--- WHAT TO WORK ON ---
Each entry has to be copied exactly, with nothing missed.

========================================

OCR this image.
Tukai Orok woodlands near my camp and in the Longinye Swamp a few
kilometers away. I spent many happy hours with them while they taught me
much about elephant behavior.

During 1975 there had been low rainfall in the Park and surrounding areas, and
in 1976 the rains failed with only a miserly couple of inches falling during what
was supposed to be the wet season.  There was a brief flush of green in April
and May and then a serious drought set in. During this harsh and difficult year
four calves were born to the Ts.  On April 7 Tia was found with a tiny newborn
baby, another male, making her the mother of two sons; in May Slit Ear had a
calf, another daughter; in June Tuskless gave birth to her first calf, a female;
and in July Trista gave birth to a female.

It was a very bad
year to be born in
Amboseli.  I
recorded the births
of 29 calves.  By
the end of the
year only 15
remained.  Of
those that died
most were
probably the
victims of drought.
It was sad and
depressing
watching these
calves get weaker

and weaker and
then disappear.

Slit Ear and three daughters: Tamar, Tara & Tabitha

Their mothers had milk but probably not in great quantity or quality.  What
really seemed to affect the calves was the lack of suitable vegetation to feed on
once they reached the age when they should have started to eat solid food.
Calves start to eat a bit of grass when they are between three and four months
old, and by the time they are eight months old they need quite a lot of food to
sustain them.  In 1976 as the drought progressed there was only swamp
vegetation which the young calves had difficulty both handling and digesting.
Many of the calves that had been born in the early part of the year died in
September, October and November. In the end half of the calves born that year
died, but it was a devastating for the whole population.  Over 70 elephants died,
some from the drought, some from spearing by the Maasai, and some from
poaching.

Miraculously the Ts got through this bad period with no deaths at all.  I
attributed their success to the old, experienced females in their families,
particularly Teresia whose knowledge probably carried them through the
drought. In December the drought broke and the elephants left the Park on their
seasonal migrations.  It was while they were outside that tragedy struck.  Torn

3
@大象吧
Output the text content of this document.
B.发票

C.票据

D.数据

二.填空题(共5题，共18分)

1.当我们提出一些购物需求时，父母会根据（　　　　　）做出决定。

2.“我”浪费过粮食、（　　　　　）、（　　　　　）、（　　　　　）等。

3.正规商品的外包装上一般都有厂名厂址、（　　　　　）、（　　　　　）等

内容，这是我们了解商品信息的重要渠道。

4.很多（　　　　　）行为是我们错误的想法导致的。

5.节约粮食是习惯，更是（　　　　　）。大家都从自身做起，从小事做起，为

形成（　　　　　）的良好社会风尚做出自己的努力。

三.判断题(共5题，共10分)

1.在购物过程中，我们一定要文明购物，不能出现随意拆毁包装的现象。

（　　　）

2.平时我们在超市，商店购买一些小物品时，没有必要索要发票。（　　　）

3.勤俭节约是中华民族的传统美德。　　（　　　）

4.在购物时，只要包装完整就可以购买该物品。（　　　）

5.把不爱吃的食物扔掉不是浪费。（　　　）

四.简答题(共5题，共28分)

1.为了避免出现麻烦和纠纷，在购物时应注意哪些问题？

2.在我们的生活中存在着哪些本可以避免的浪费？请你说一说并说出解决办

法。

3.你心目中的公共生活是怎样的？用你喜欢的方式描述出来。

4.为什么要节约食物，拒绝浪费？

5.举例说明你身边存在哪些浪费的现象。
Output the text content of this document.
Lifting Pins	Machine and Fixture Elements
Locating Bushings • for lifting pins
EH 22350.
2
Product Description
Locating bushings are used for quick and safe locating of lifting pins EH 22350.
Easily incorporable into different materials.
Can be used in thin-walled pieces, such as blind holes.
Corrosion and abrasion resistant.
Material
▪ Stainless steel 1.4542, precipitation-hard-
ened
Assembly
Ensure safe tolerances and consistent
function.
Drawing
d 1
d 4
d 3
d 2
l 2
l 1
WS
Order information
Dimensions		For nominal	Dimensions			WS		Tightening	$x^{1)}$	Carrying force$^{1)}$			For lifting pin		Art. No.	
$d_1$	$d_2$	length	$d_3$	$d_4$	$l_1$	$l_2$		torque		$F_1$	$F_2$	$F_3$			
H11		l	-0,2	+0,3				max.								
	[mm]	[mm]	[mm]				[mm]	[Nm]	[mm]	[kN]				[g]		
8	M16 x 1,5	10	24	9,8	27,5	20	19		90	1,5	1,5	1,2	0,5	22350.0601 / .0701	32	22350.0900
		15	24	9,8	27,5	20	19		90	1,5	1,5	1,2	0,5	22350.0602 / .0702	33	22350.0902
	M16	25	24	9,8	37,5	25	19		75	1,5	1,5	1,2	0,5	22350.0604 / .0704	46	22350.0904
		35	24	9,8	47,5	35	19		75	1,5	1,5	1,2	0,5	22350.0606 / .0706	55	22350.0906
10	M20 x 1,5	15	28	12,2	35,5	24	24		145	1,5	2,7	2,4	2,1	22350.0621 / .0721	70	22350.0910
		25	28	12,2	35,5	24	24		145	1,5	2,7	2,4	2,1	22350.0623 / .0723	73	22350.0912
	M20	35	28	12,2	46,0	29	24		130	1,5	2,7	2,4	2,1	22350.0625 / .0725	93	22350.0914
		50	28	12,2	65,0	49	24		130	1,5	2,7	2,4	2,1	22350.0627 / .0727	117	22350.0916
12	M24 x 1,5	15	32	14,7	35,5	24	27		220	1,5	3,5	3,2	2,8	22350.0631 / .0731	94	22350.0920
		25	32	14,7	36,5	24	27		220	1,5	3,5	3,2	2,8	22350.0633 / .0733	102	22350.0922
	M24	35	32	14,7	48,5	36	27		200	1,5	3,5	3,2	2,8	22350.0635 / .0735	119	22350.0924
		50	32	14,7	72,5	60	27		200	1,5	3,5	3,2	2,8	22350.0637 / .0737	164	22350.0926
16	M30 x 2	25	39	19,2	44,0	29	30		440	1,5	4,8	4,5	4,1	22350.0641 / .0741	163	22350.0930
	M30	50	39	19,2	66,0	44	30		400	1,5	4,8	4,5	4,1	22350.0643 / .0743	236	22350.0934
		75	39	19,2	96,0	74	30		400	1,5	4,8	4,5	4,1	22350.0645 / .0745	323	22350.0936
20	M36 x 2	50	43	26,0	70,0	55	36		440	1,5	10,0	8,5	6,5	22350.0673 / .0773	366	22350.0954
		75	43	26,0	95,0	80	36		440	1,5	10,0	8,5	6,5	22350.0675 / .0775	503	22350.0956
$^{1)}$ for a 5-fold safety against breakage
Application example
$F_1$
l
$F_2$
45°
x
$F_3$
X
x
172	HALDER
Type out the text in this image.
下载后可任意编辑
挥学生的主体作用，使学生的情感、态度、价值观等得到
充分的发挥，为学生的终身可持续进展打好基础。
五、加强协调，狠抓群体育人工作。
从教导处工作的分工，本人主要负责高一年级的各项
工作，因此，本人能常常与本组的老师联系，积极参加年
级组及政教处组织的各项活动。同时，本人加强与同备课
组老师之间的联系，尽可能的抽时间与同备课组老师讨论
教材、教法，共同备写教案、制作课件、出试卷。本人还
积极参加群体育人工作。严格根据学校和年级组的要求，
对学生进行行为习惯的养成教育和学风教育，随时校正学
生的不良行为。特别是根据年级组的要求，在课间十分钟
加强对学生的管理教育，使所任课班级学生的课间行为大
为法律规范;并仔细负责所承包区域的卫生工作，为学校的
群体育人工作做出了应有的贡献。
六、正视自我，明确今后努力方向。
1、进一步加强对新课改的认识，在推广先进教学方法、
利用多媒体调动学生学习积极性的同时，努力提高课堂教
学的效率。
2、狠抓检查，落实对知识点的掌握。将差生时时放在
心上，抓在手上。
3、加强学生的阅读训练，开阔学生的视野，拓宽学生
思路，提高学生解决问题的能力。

========================================

--- RESULT OF THIS EXERCISE ---
OCR this image.
Tukai Orok woodlands near my camp and in the Longinye Swamp a few
kilometers away. I spent many happy hours with them while they taught me
much about elephant behavior.

During 1975 there had been low rainfall in the Park and surrounding areas, and
in 1976 the rains failed with only a miserly couple of inches falling during what
was supposed to be the wet season.  There was a brief flush of green in April
and May and then a serious drought set in. During this harsh and difficult year
four calves were born to the Ts.  On April 7 Tia was found with a tiny newborn
baby, another male, making her the mother of two sons; in May Slit Ear had a
calf, another daughter; in June Tuskless gave birth to her first calf, a female;
and in July Trista gave birth to a female.

It was a very bad
year to be born in
Amboseli.  I
recorded the births
of 29 calves.  By
the end of the
year only 15
remained.  Of
those that died
most were
probably the
victims of drought.
It was sad and
depressing
watching these
calves get weaker

and weaker and
then disappear.

Slit Ear and three daughters: Tamar, Tara & Tabitha

Their mothers had milk but probably not in great quantity or quality.  What
really seemed to affect the calves was the lack of suitable vegetation to feed on
once they reached the age when they should have started to eat solid food.
Calves start to eat a bit of grass when they are between three and four months
old, and by the time they are eight months old they need quite a lot of food to
sustain them.  In 1976 as the drought progressed there was only swamp
vegetation which the young calves had difficulty both handling and digesting.
Many of the calves that had been born in the early part of the year died in
September, October and November. In the end half of the calves born that year
died, but it was a devastating for the whole population.  Over 70 elephants died,
some from the drought, some from spearing by the Maasai, and some from
poaching.

Miraculously the Ts got through this bad period with no deaths at all.  I
attributed their success to the old, experienced females in their families,
particularly Teresia whose knowledge probably carried them through the
drought. In December the drought broke and the elephants left the Park on their
seasonal migrations.  It was while they were outside that tragedy struck.  Torn

3
@大象吧
Output the text content of this document.
B.发票

C.票据

D.数据

二.填空题(共5题，共18分)

1.当我们提出一些购物需求时，父母会根据（　　　　　）做出决定。

2.“我”浪费过粮食、（　　　　　）、（　　　　　）、（　　　　　）等。

3.正规商品的外包装上一般都有厂名厂址、（　　　　　）、（　　　　　）等

内容，这是我们了解商品信息的重要渠道。

4.很多（　　　　　）行为是我们错误的想法导致的。

5.节约粮食是习惯，更是（　　　　　）。大家都从自身做起，从小事做起，为

形成（　　　　　）的良好社会风尚做出自己的努力。

三.判断题(共5题，共10分)

1.在购物过程中，我们一定要文明购物，不能出现随意拆毁包装的现象。

（　　　）

2.平时我们在超市，商店购买一些小物品时，没有必要索要发票。（　　　）

3.勤俭节约是中华民族的传统美德。　　（　　　）

4.在购物时，只要包装完整就可以购买该物品。（　　　）

5.把不爱吃的食物扔掉不是浪费。（　　　）

四.简答题(共5题，共28分)

1.为了避免出现麻烦和纠纷，在购物时应注意哪些问题？

2.在我们的生活中存在着哪些本可以避免的浪费？请你说一说并说出解决办

法。

3.你心目中的公共生活是怎样的？用你喜欢的方式描述出来。

4.为什么要节约食物，拒绝浪费？

5.举例说明你身边存在哪些浪费的现象。
Output the text content of this document.
Lifting Pins	Machine and Fixture Elements
Locating Bushings • for lifting pins
EH 22350.
2
Product Description
Locating bushings are used for quick and safe locating of lifting pins EH 22350.
Easily incorporable into different materials.
Can be used in thin-walled pieces, such as blind holes.
Corrosion and abrasion resistant.
Material
▪ Stainless steel 1.4542, precipitation-hard-
ened
Assembly
Ensure safe tolerances and consistent
function.
Drawing
d 1
d 4
d 3
d 2
l 2
l 1
WS
Order information
Dimensions		For nominal	Dimensions			WS		Tightening	$x^{1)}$	Carrying force$^{1)}$			For lifting pin		Art. No.	
$d_1$	$d_2$	length	$d_3$	$d_4$	$l_1$	$l_2$		torque		$F_1$	$F_2$	$F_3$			
H11		l	-0,2	+0,3				max.								
	[mm]	[mm]	[mm]				[mm]	[Nm]	[mm]	[kN]				[g]		
8	M16 x 1,5	10	24	9,8	27,5	20	19		90	1,5	1,5	1,2	0,5	22350.0601 / .0701	32	22350.0900
		15	24	9,8	27,5	20	19		90	1,5	1,5	1,2	0,5	22350.0602 / .0702	33	22350.0902
	M16	25	24	9,8	37,5	25	19		75	1,5	1,5	1,2	0,5	22350.0604 / .0704	46	22350.0904
		35	24	9,8	47,5	35	19		75	1,5	1,5	1,2	0,5	22350.0606 / .0706	55	22350.0906
10	M20 x 1,5	15	28	12,2	35,5	24	24		145	1,5	2,7	2,4	2,1	22350.0621 / .0721	70	22350.0910
		25	28	12,2	35,5	24	24		145	1,5	2,7	2,4	2,1	22350.0623 / .0723	73	22350.0912
	M20	35	28	12,2	46,0	29	24		130	1,5	2,7	2,4	2,1	22350.0625 / .0725	93	22350.0914
		50	28	12,2	65,0	49	24		130	1,5	2,7	2,4	2,1	22350.0627 / .0727	117	22350.0916
12	M24 x 1,5	15	32	14,7	35,5	24	27		220	1,5	3,5	3,2	2,8	22350.0631 / .0731	94	22350.0920
		25	32	14,7	36,5	24	27		220	1,5	3,5	3,2	2,8	22350.0633 / .0733	102	22350.0922
	M24	35	32	14,7	48,5	36	27		200	1,5	3,5	3,2	2,8	22350.0635 / .0735	119	22350.0924
		50	32	14,7	72,5	60	27		200	1,5	3,5	3,2	2,8	22350.0637 / .0737	164	22350.0926
16	M30 x 2	25	39	19,2	44,0	29	30		440	1,5	4,8	4,5	4,1	22350.0641 / .0741	163	22350.0930
	M30	50	39	19,2	66,0	44	30		400	1,5	4,8	4,5	4,1	22350.0643 / .0743	236	22350.0934
		75	39	19,2	96,0	74	30		400	1,5	4,8	4,5	4,1	22350.0645 / .0745	323	22350.0936
20	M36 x 2	50	43	26,0	70,0	55	36		440	1,5	10,0	8,5	6,5	22350.0673 / .0773	366	22350.0954
		75	43	26,0	95,0	80	36		440	1,5	10,0	8,5	6,5	22350.0675 / .0775	503	22350.0956
$^{1)}$ for a 5-fold safety against breakage
Application example
$F_1$
l
$F_2$
45°
x
$F_3$
X
x
172	HALDER
Type out the text in this image.
下载后可任意编辑
挥学生的主体作用，使学生的情感、态度、价值观等得到
充分的发挥，为学生的终身可持续进展打好基础。
五、加强协调，狠抓群体育人工作。
从教导处工作的分工，本人主要负责高一年级的各项
工作，因此，本人能常常与本组的老师联系，积极参加年
级组及政教处组织的各项活动。同时，本人加强与同备课
组老师之间的联系，尽可能的抽时间与同备课组老师讨论
教材、教法，共同备写教案、制作课件、出试卷。本人还
积极参加群体育人工作。严格根据学校和年级组的要求，
对学生进行行为习惯的养成教育和学风教育，随时校正学
生的不良行为。特别是根据年级组的要求，在课间十分钟
加强对学生的管理教育，使所任课班级学生的课间行为大
为法律规范;并仔细负责所承包区域的卫生工作，为学校的
群体育人工作做出了应有的贡献。
六、正视自我，明确今后努力方向。
1、进一步加强对新课改的认识，在推广先进教学方法、
利用多媒体调动学生学习积极性的同时，努力提高课堂教
学的效率。
2、狠抓检查，落实对知识点的掌握。将差生时时放在
心上，抓在手上。
3、加强学生的阅读训练，开阔学生的视野，拓宽学生
思路，提高学生解决问题的能力。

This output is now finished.